GIVEN DATA:
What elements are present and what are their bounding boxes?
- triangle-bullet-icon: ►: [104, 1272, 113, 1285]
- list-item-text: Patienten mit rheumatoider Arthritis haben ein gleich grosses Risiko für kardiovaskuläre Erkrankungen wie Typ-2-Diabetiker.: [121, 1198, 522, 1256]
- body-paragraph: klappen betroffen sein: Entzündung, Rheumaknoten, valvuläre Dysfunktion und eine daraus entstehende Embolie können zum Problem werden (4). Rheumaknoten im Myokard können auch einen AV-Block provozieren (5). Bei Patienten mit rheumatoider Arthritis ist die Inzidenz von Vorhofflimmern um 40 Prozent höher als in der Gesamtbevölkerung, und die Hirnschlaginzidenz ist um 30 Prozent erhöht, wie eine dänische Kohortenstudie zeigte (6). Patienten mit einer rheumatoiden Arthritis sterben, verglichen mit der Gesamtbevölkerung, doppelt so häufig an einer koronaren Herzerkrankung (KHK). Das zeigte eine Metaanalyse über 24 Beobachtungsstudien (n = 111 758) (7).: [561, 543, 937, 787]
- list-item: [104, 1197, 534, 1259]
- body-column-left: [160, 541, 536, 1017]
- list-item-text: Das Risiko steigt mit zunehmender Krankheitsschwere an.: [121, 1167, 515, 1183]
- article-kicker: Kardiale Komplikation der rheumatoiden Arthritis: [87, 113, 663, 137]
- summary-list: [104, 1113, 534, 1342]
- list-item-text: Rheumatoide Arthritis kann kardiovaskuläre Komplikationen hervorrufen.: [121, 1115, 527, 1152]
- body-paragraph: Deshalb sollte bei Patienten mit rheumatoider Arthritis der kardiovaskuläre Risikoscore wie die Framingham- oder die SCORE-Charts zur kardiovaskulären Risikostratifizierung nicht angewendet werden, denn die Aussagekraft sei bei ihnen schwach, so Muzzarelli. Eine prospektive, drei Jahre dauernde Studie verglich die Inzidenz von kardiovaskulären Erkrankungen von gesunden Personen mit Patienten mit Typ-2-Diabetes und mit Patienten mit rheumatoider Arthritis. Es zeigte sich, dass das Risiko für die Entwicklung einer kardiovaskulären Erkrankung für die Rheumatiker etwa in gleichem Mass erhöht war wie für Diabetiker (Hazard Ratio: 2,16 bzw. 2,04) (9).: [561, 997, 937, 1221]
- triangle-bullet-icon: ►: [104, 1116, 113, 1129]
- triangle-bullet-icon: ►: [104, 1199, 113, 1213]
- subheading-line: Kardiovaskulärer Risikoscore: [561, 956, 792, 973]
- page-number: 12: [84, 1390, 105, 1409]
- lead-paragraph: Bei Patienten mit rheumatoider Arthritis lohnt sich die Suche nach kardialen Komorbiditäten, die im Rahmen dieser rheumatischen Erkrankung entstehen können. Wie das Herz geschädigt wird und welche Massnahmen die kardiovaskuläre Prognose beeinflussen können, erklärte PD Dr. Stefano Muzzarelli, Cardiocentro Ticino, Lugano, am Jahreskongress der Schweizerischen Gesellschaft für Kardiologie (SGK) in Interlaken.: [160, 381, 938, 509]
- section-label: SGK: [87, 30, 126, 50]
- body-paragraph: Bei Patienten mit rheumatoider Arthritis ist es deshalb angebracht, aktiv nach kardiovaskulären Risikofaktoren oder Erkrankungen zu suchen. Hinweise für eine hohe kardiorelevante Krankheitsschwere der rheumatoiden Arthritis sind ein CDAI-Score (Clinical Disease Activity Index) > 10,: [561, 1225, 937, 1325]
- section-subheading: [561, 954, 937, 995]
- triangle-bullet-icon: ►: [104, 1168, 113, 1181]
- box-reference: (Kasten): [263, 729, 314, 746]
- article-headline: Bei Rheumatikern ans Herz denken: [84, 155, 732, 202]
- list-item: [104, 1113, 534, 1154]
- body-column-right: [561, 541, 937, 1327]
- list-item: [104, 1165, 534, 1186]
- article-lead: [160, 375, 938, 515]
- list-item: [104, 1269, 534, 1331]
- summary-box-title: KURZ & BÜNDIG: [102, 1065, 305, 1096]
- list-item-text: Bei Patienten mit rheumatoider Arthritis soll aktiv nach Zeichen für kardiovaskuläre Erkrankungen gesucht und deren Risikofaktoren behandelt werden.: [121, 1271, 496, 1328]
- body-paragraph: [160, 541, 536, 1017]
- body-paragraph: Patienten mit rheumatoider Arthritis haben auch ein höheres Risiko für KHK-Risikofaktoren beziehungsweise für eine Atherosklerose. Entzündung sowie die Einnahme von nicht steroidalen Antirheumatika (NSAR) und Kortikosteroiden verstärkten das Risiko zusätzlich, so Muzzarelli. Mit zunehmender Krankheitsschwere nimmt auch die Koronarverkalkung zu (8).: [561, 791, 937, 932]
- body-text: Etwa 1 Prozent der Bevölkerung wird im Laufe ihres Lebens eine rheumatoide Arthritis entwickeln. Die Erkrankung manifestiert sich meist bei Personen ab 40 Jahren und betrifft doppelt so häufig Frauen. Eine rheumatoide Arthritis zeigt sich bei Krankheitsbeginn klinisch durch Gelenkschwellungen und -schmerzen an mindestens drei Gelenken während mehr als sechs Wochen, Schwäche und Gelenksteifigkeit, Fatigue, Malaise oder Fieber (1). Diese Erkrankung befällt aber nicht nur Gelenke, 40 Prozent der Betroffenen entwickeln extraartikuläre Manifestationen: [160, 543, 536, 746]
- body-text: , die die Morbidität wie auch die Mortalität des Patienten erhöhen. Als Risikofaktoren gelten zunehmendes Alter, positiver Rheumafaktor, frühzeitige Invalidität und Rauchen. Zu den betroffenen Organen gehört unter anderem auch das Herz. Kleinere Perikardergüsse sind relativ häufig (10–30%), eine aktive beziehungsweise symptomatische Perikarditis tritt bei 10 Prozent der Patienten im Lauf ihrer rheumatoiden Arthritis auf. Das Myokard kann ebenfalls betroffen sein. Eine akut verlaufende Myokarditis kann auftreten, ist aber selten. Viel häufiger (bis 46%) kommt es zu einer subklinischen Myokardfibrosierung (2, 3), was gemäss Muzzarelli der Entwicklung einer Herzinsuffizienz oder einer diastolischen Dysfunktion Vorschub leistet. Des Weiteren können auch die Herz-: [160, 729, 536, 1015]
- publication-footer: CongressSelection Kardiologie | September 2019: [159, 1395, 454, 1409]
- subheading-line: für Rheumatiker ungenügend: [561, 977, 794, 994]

* * *

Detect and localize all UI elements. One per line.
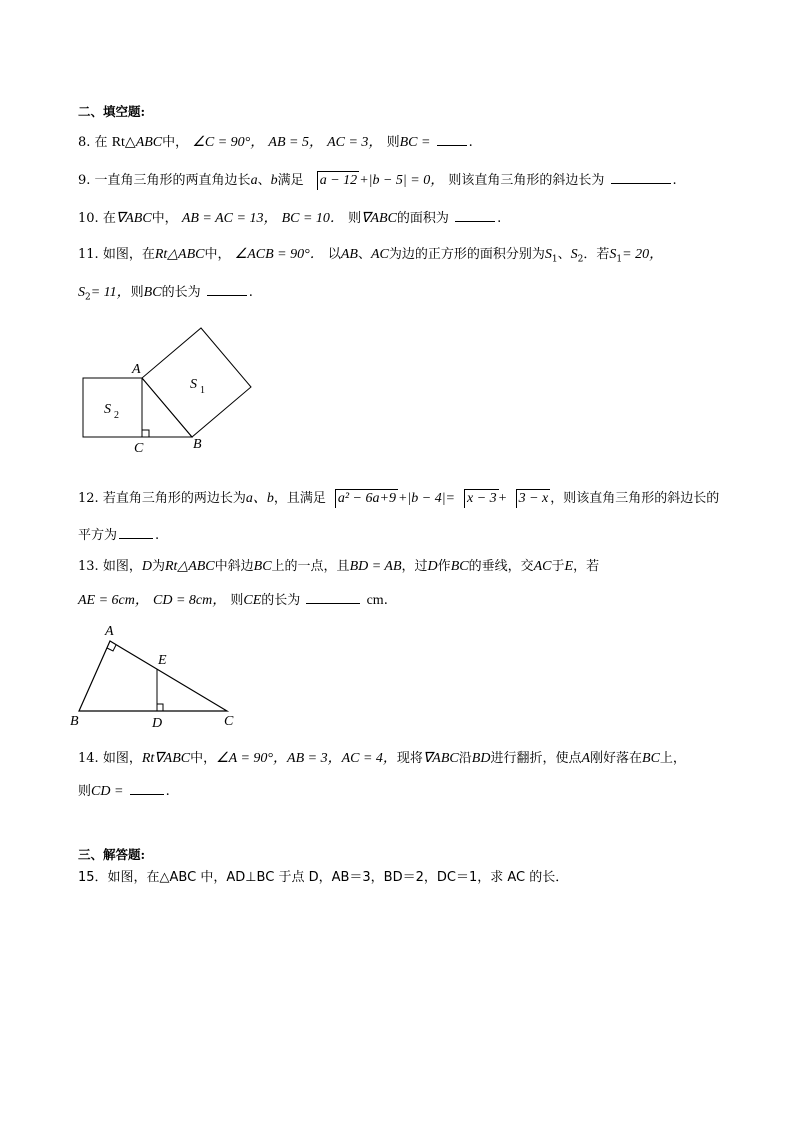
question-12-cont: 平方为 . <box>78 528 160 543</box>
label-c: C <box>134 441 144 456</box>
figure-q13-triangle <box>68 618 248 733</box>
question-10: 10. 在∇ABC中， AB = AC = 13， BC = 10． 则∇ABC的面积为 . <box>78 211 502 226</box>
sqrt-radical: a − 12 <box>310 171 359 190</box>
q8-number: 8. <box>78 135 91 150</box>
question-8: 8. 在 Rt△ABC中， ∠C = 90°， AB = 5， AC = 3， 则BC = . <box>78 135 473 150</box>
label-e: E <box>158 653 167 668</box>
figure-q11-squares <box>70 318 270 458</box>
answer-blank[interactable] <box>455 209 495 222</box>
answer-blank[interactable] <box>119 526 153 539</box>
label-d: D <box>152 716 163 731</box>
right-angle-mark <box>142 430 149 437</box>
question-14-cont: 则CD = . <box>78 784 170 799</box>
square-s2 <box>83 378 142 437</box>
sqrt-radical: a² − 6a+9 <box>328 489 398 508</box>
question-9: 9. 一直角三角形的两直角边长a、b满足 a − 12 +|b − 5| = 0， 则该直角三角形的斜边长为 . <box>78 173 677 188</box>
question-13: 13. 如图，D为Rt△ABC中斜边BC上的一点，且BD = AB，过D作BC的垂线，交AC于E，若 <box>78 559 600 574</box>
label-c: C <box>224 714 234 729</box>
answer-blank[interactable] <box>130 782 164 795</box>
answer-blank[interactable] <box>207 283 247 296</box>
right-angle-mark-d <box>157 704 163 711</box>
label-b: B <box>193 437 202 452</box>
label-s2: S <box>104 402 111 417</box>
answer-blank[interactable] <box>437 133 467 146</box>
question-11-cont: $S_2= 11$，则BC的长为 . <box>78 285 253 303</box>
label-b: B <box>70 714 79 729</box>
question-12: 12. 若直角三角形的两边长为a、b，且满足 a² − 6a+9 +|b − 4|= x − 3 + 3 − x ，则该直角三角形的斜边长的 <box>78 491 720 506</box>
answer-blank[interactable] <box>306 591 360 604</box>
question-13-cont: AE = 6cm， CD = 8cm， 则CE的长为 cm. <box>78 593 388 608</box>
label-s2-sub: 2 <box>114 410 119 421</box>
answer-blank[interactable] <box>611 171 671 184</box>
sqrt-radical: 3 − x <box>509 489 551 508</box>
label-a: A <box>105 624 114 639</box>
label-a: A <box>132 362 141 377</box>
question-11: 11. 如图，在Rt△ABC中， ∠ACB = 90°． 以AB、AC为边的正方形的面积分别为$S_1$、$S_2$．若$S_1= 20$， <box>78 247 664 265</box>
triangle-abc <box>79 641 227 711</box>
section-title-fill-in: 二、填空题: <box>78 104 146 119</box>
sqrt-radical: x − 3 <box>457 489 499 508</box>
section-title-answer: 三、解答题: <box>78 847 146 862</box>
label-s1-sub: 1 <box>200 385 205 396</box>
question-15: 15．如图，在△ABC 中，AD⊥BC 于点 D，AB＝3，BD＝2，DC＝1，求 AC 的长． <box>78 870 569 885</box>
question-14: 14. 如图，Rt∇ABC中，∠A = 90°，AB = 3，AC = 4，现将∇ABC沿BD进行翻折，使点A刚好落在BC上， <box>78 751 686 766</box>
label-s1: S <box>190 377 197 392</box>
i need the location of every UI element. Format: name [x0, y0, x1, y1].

--

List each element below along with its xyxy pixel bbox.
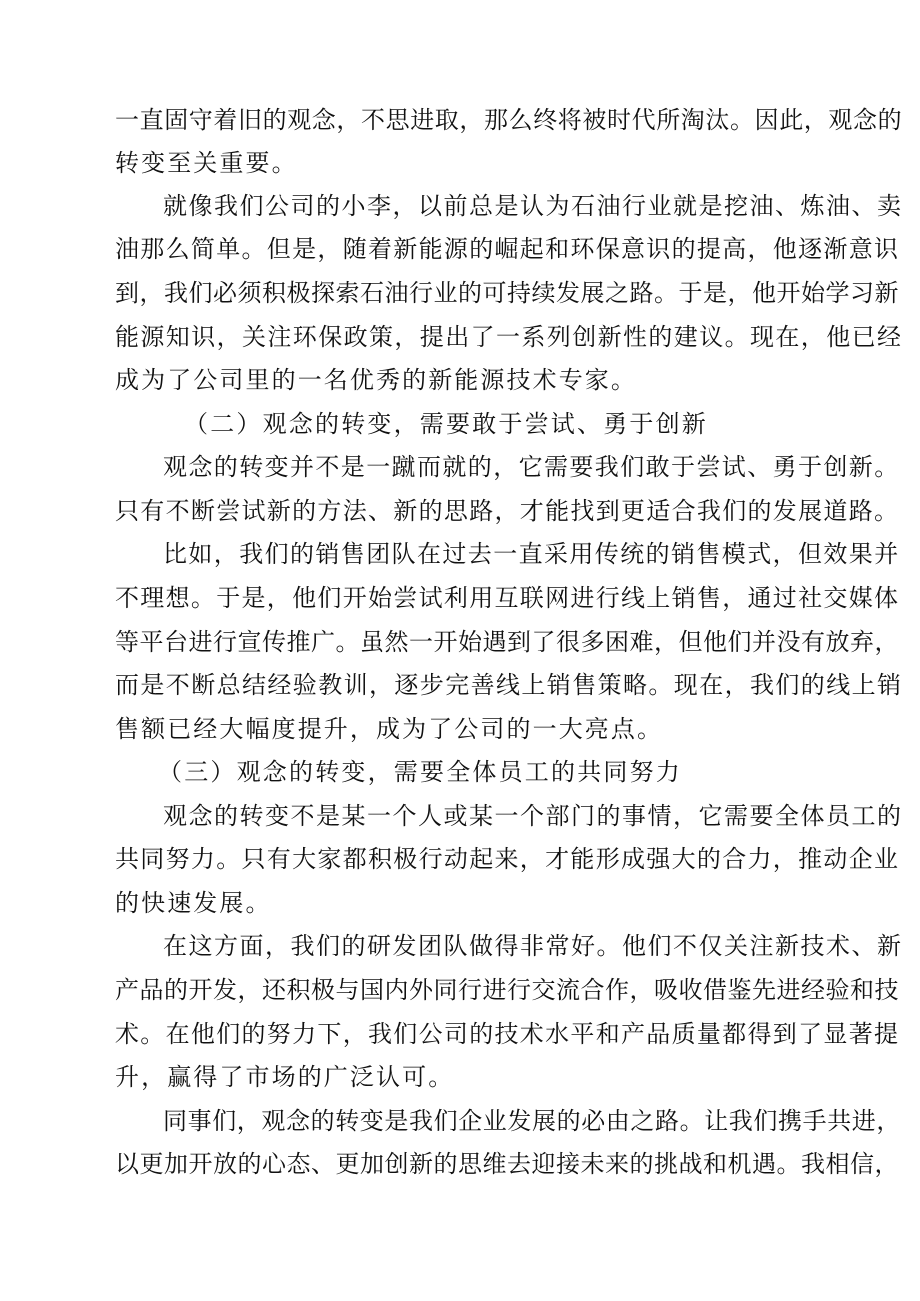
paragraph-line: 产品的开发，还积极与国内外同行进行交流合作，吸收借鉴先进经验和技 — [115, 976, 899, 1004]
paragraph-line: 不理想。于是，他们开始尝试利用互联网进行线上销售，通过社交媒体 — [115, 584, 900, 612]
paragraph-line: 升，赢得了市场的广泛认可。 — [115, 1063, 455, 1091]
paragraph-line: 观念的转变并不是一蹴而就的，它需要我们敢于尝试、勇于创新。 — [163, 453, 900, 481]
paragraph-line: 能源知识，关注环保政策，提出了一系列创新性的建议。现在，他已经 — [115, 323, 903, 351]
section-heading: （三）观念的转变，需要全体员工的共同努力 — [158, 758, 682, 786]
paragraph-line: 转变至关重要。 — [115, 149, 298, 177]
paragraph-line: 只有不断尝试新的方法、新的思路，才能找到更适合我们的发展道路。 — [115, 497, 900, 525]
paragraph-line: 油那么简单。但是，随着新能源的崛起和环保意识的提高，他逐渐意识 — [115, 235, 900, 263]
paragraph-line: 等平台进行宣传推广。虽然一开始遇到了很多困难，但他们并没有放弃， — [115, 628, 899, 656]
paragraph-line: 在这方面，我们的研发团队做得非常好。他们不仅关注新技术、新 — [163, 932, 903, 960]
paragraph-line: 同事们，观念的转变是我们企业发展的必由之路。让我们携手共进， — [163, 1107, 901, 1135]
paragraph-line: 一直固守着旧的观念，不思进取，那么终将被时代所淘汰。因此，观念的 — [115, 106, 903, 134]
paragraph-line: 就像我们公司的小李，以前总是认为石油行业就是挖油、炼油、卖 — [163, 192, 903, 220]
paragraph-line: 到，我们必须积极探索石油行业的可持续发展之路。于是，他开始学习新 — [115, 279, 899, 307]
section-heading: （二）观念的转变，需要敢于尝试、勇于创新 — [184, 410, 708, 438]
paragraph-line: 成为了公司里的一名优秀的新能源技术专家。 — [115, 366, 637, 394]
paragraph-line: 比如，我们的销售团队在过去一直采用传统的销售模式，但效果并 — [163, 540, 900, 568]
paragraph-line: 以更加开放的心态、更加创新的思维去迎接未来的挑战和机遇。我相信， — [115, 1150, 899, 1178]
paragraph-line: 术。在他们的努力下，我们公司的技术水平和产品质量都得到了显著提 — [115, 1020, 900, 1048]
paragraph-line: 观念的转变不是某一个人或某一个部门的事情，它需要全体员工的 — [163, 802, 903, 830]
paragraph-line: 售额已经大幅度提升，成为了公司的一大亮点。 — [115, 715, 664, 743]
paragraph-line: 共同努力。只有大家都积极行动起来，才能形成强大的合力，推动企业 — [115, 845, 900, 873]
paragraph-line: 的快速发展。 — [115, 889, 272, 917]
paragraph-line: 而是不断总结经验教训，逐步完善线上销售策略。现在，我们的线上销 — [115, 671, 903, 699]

TASK PROMPT:
Rename "section-heading" to "section-title" in the data from the line with "List each element" to the line with "paragraph-line: 而是不断总结经验教训，逐步完善线上销售策略。现在，我们的线上销 —", and give those lines again with nothing else changed. Omit the pictures from your answer.

ANSWER FOR THIS EXERCISE:
List each element below along with its xyxy pixel bbox.
paragraph-line: 产品的开发，还积极与国内外同行进行交流合作，吸收借鉴先进经验和技 — [115, 976, 899, 1004]
paragraph-line: 不理想。于是，他们开始尝试利用互联网进行线上销售，通过社交媒体 — [115, 584, 900, 612]
paragraph-line: 升，赢得了市场的广泛认可。 — [115, 1063, 455, 1091]
paragraph-line: 观念的转变并不是一蹴而就的，它需要我们敢于尝试、勇于创新。 — [163, 453, 900, 481]
paragraph-line: 能源知识，关注环保政策，提出了一系列创新性的建议。现在，他已经 — [115, 323, 903, 351]
section-title: （三）观念的转变，需要全体员工的共同努力 — [158, 758, 682, 786]
paragraph-line: 转变至关重要。 — [115, 149, 298, 177]
paragraph-line: 只有不断尝试新的方法、新的思路，才能找到更适合我们的发展道路。 — [115, 497, 900, 525]
paragraph-line: 油那么简单。但是，随着新能源的崛起和环保意识的提高，他逐渐意识 — [115, 235, 900, 263]
paragraph-line: 等平台进行宣传推广。虽然一开始遇到了很多困难，但他们并没有放弃， — [115, 628, 899, 656]
paragraph-line: 在这方面，我们的研发团队做得非常好。他们不仅关注新技术、新 — [163, 932, 903, 960]
paragraph-line: 同事们，观念的转变是我们企业发展的必由之路。让我们携手共进， — [163, 1107, 901, 1135]
paragraph-line: 一直固守着旧的观念，不思进取，那么终将被时代所淘汰。因此，观念的 — [115, 106, 903, 134]
paragraph-line: 就像我们公司的小李，以前总是认为石油行业就是挖油、炼油、卖 — [163, 192, 903, 220]
paragraph-line: 到，我们必须积极探索石油行业的可持续发展之路。于是，他开始学习新 — [115, 279, 899, 307]
section-title: （二）观念的转变，需要敢于尝试、勇于创新 — [184, 410, 708, 438]
paragraph-line: 成为了公司里的一名优秀的新能源技术专家。 — [115, 366, 637, 394]
paragraph-line: 比如，我们的销售团队在过去一直采用传统的销售模式，但效果并 — [163, 540, 900, 568]
paragraph-line: 以更加开放的心态、更加创新的思维去迎接未来的挑战和机遇。我相信， — [115, 1150, 899, 1178]
paragraph-line: 术。在他们的努力下，我们公司的技术水平和产品质量都得到了显著提 — [115, 1020, 900, 1048]
paragraph-line: 观念的转变不是某一个人或某一个部门的事情，它需要全体员工的 — [163, 802, 903, 830]
paragraph-line: 售额已经大幅度提升，成为了公司的一大亮点。 — [115, 715, 664, 743]
paragraph-line: 共同努力。只有大家都积极行动起来，才能形成强大的合力，推动企业 — [115, 845, 900, 873]
paragraph-line: 的快速发展。 — [115, 889, 272, 917]
paragraph-line: 而是不断总结经验教训，逐步完善线上销售策略。现在，我们的线上销 — [115, 671, 903, 699]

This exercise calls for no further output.